Task objective: Go through the records below line by line, counting those that contain the word "JSON"; answer with the count only.

##########

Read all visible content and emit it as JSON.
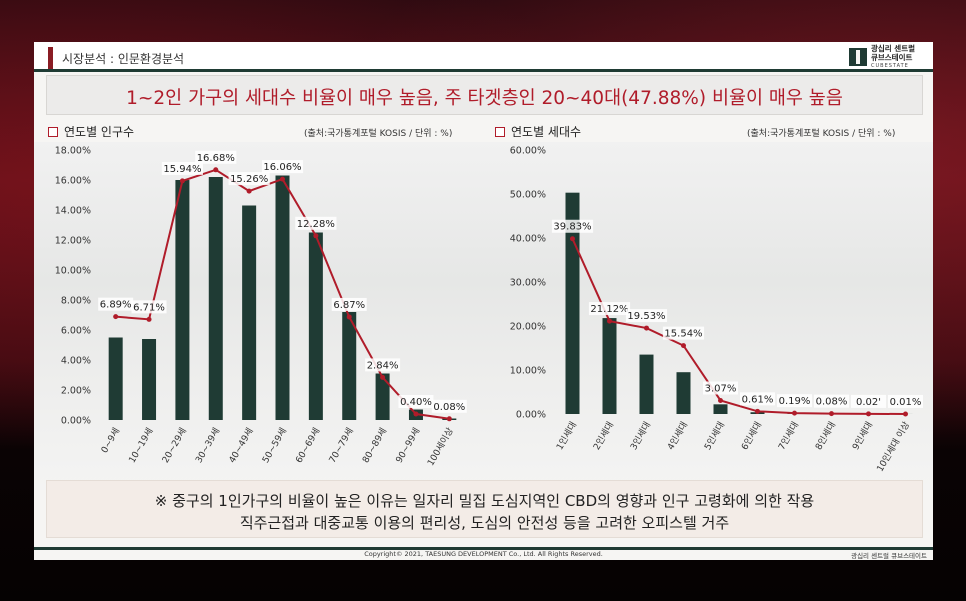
{
  "header": {
    "section_label": "시장분석 : 인문환경분석",
    "logo_line1": "광십리 센트럴",
    "logo_line2": "큐브스테이트",
    "logo_line3": "CUBESTATE"
  },
  "headline": "1~2인 가구의 세대수 비율이 매우 높음, 주 타겟층인 20~40대(47.88%) 비율이 매우 높음",
  "chart_data": [
    {
      "type": "bar",
      "title": "연도별 인구수",
      "source": "(출처:국가통계포털 KOSIS / 단위 : %)",
      "categories": [
        "0~9세",
        "10~19세",
        "20~29세",
        "30~39세",
        "40~49세",
        "50~59세",
        "60~69세",
        "70~79세",
        "80~89세",
        "90~99세",
        "100세이상"
      ],
      "values": [
        5.5,
        5.4,
        16.0,
        16.2,
        14.3,
        16.3,
        12.5,
        7.2,
        3.1,
        0.7,
        0.1
      ],
      "line_values": [
        6.89,
        6.71,
        15.94,
        16.68,
        15.26,
        16.06,
        12.28,
        6.87,
        2.84,
        0.4,
        0.08
      ],
      "line_labels": [
        "6.89%",
        "6.71%",
        "15.94%",
        "16.68%",
        "15.26%",
        "16.06%",
        "12.28%",
        "6.87%",
        "2.84%",
        "0.40%",
        "0.08%"
      ],
      "ylim": [
        0,
        18
      ],
      "yticks": [
        "0.00%",
        "2.00%",
        "4.00%",
        "6.00%",
        "8.00%",
        "10.00%",
        "12.00%",
        "14.00%",
        "16.00%",
        "18.00%"
      ],
      "colors": {
        "bar": "#1f3b34",
        "line": "#b01c2a"
      }
    },
    {
      "type": "bar",
      "title": "연도별 세대수",
      "source": "(출처:국가통계포털 KOSIS / 단위 : %)",
      "categories": [
        "1인세대",
        "2인세대",
        "3인세대",
        "4인세대",
        "5인세대",
        "6인세대",
        "7인세대",
        "8인세대",
        "9인세대",
        "10인세대 이상"
      ],
      "values": [
        50.3,
        21.8,
        13.5,
        9.5,
        2.2,
        0.4,
        0.1,
        0.05,
        0.01,
        0.01
      ],
      "line_values": [
        39.83,
        21.12,
        19.53,
        15.54,
        3.07,
        0.61,
        0.19,
        0.08,
        0.02,
        0.01
      ],
      "line_labels": [
        "39.83%",
        "21.12%",
        "19.53%",
        "15.54%",
        "3.07%",
        "0.61%",
        "0.19%",
        "0.08%",
        "0.02'",
        "0.01%"
      ],
      "ylim": [
        0,
        60
      ],
      "yticks": [
        "0.00%",
        "10.00%",
        "20.00%",
        "30.00%",
        "40.00%",
        "50.00%",
        "60.00%"
      ],
      "colors": {
        "bar": "#1f3b34",
        "line": "#b01c2a"
      }
    }
  ],
  "note": {
    "line1": "※ 중구의 1인가구의 비율이 높은 이유는 일자리 밀집 도심지역인 CBD의 영향과 인구 고령화에 의한 작용",
    "line2": "직주근접과 대중교통 이용의 편리성, 도심의 안전성 등을 고려한 오피스텔 거주"
  },
  "footer": {
    "copyright": "Copyright© 2021, TAESUNG DEVELOPMENT Co., Ltd. All Rights Reserved.",
    "right": "광십리 센트럴 큐브스테이트"
  }
}
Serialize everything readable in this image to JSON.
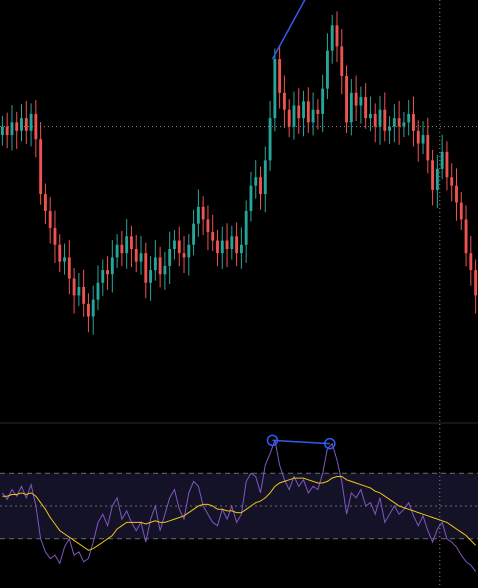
{
  "colors": {
    "background": "#000000",
    "up_candle": "#26a69a",
    "down_candle": "#ef5350",
    "trendline": "#2f5cf0",
    "rsi_line": "#7e57c2",
    "rsi_ma_line": "#f0c419",
    "rsi_band_fill": "#141226",
    "crosshair": "#8a8a8a",
    "pane_separator": "#2a2a2a"
  },
  "chart_data": [
    {
      "type": "candlestick",
      "pane": "price",
      "grid": false,
      "crosshair": {
        "x": 92,
        "y": 7.0
      },
      "ylim": [
        0,
        10
      ],
      "x_range": [
        0,
        100
      ],
      "closes": [
        7.0,
        6.8,
        7.1,
        6.9,
        7.2,
        6.9,
        7.3,
        6.7,
        5.4,
        5.0,
        4.6,
        4.2,
        3.8,
        3.9,
        3.4,
        3.0,
        3.2,
        2.8,
        2.5,
        2.9,
        3.3,
        3.6,
        3.5,
        3.9,
        4.2,
        4.0,
        4.4,
        4.1,
        3.8,
        4.0,
        3.3,
        3.6,
        3.9,
        3.5,
        3.7,
        4.1,
        4.3,
        4.0,
        3.9,
        4.2,
        4.7,
        5.1,
        4.8,
        4.5,
        4.3,
        4.0,
        4.3,
        4.1,
        4.4,
        4.0,
        4.2,
        5.0,
        5.6,
        5.8,
        5.4,
        6.2,
        7.2,
        8.6,
        7.8,
        7.4,
        7.0,
        7.5,
        7.2,
        7.6,
        7.1,
        7.4,
        7.3,
        7.9,
        8.8,
        9.4,
        8.9,
        8.2,
        7.1,
        7.8,
        7.5,
        7.7,
        7.2,
        7.3,
        7.0,
        7.4,
        6.9,
        7.0,
        7.2,
        7.0,
        7.1,
        7.3,
        6.9,
        6.6,
        6.8,
        6.2,
        5.5,
        6.0,
        6.4,
        5.8,
        5.6,
        5.2,
        4.8,
        4.0,
        3.6,
        3.0
      ],
      "trendline": [
        {
          "x": 57,
          "y": 8.6
        },
        {
          "x": 71,
          "y": 11.5
        }
      ]
    },
    {
      "type": "line",
      "pane": "rsi",
      "grid": false,
      "ylim": [
        0,
        100
      ],
      "reference_levels": [
        70,
        50,
        30
      ],
      "band": [
        30,
        70
      ],
      "series": [
        {
          "values": [
            58,
            54,
            60,
            56,
            62,
            55,
            63,
            50,
            30,
            22,
            18,
            20,
            15,
            25,
            30,
            20,
            22,
            16,
            18,
            28,
            40,
            45,
            38,
            50,
            55,
            42,
            47,
            40,
            35,
            40,
            28,
            42,
            50,
            35,
            45,
            55,
            60,
            48,
            42,
            58,
            65,
            62,
            50,
            45,
            40,
            38,
            48,
            42,
            50,
            40,
            45,
            65,
            70,
            68,
            58,
            75,
            82,
            90,
            75,
            66,
            60,
            68,
            62,
            66,
            58,
            62,
            60,
            70,
            85,
            88,
            78,
            65,
            45,
            58,
            55,
            60,
            50,
            52,
            45,
            55,
            40,
            45,
            50,
            45,
            48,
            52,
            44,
            38,
            44,
            35,
            28,
            36,
            40,
            30,
            28,
            25,
            20,
            16,
            14,
            10
          ]
        },
        {
          "values": [
            56,
            56,
            57,
            57,
            58,
            57,
            58,
            56,
            52,
            48,
            43,
            39,
            35,
            33,
            31,
            29,
            27,
            25,
            23,
            24,
            26,
            28,
            30,
            32,
            36,
            38,
            40,
            40,
            40,
            40,
            39,
            40,
            41,
            40,
            40,
            41,
            42,
            43,
            44,
            46,
            48,
            50,
            51,
            51,
            50,
            48,
            48,
            47,
            47,
            46,
            46,
            48,
            50,
            52,
            53,
            55,
            58,
            62,
            64,
            65,
            66,
            67,
            67,
            67,
            66,
            65,
            64,
            64,
            65,
            67,
            68,
            68,
            66,
            65,
            64,
            63,
            62,
            61,
            59,
            58,
            56,
            54,
            52,
            50,
            49,
            48,
            47,
            46,
            45,
            44,
            43,
            42,
            41,
            40,
            38,
            36,
            34,
            32,
            29,
            26
          ]
        }
      ],
      "divergence_line": [
        {
          "x": 57,
          "y": 90
        },
        {
          "x": 69,
          "y": 88
        }
      ]
    }
  ]
}
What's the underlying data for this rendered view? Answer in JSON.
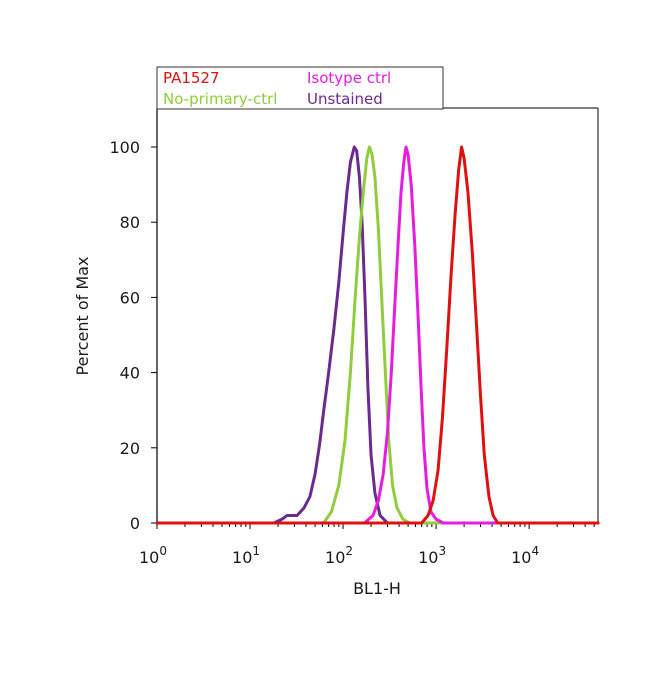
{
  "chart_data": {
    "type": "line",
    "title": "",
    "xlabel": "BL1-H",
    "ylabel": "Percent of Max",
    "x_scale": "log",
    "xlim": [
      1,
      55000
    ],
    "ylim": [
      0,
      108
    ],
    "grid": false,
    "legend_placement": "top-left",
    "x_ticks": [
      {
        "value": 1,
        "base": "10",
        "exp": "0"
      },
      {
        "value": 10,
        "base": "10",
        "exp": "1"
      },
      {
        "value": 100,
        "base": "10",
        "exp": "2"
      },
      {
        "value": 1000,
        "base": "10",
        "exp": "3"
      },
      {
        "value": 10000,
        "base": "10",
        "exp": "4"
      }
    ],
    "y_ticks": [
      0,
      20,
      40,
      60,
      80,
      100
    ],
    "series": [
      {
        "name": "Unstained",
        "color": "#6a2a8e",
        "points": [
          [
            1,
            0
          ],
          [
            18,
            0
          ],
          [
            22,
            1
          ],
          [
            25,
            2
          ],
          [
            32,
            2
          ],
          [
            38,
            4
          ],
          [
            44,
            7
          ],
          [
            50,
            13
          ],
          [
            56,
            21
          ],
          [
            62,
            30
          ],
          [
            70,
            40
          ],
          [
            80,
            52
          ],
          [
            90,
            64
          ],
          [
            100,
            77
          ],
          [
            110,
            88
          ],
          [
            120,
            96
          ],
          [
            132,
            100
          ],
          [
            140,
            99
          ],
          [
            150,
            92
          ],
          [
            160,
            80
          ],
          [
            172,
            60
          ],
          [
            185,
            36
          ],
          [
            200,
            18
          ],
          [
            220,
            8
          ],
          [
            250,
            2
          ],
          [
            300,
            0
          ],
          [
            55000,
            0
          ]
        ]
      },
      {
        "name": "No-primary-ctrl",
        "color": "#8fce3a",
        "points": [
          [
            1,
            0
          ],
          [
            62,
            0
          ],
          [
            75,
            3
          ],
          [
            90,
            10
          ],
          [
            105,
            22
          ],
          [
            120,
            40
          ],
          [
            135,
            60
          ],
          [
            150,
            76
          ],
          [
            165,
            88
          ],
          [
            180,
            97
          ],
          [
            192,
            100
          ],
          [
            205,
            98
          ],
          [
            220,
            92
          ],
          [
            240,
            78
          ],
          [
            260,
            60
          ],
          [
            285,
            40
          ],
          [
            310,
            22
          ],
          [
            340,
            10
          ],
          [
            380,
            4
          ],
          [
            440,
            1
          ],
          [
            520,
            0
          ],
          [
            55000,
            0
          ]
        ]
      },
      {
        "name": "Isotype ctrl",
        "color": "#e81ce0",
        "points": [
          [
            1,
            0
          ],
          [
            170,
            0
          ],
          [
            210,
            2
          ],
          [
            240,
            6
          ],
          [
            270,
            13
          ],
          [
            300,
            24
          ],
          [
            330,
            40
          ],
          [
            360,
            58
          ],
          [
            390,
            74
          ],
          [
            420,
            88
          ],
          [
            450,
            96
          ],
          [
            475,
            100
          ],
          [
            500,
            98
          ],
          [
            540,
            90
          ],
          [
            590,
            74
          ],
          [
            640,
            55
          ],
          [
            690,
            36
          ],
          [
            740,
            20
          ],
          [
            800,
            9
          ],
          [
            880,
            3
          ],
          [
            1000,
            1
          ],
          [
            1200,
            0
          ],
          [
            55000,
            0
          ]
        ]
      },
      {
        "name": "PA1527",
        "color": "#e01010",
        "points": [
          [
            1,
            0
          ],
          [
            700,
            0
          ],
          [
            820,
            2
          ],
          [
            930,
            6
          ],
          [
            1050,
            14
          ],
          [
            1170,
            28
          ],
          [
            1300,
            46
          ],
          [
            1450,
            66
          ],
          [
            1600,
            82
          ],
          [
            1750,
            94
          ],
          [
            1880,
            100
          ],
          [
            2000,
            97
          ],
          [
            2200,
            88
          ],
          [
            2450,
            72
          ],
          [
            2700,
            54
          ],
          [
            3000,
            34
          ],
          [
            3300,
            18
          ],
          [
            3700,
            7
          ],
          [
            4100,
            2
          ],
          [
            4600,
            0
          ],
          [
            55000,
            0
          ]
        ]
      }
    ],
    "legend": [
      {
        "label": "PA1527",
        "color": "#e01010"
      },
      {
        "label": "Isotype ctrl",
        "color": "#e81ce0"
      },
      {
        "label": "No-primary-ctrl",
        "color": "#8fce3a"
      },
      {
        "label": "Unstained",
        "color": "#6a2a8e"
      }
    ],
    "colors": {
      "axis": "#000000",
      "frame_muted": "#9a9a9a"
    }
  }
}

##########

Exercise response: 3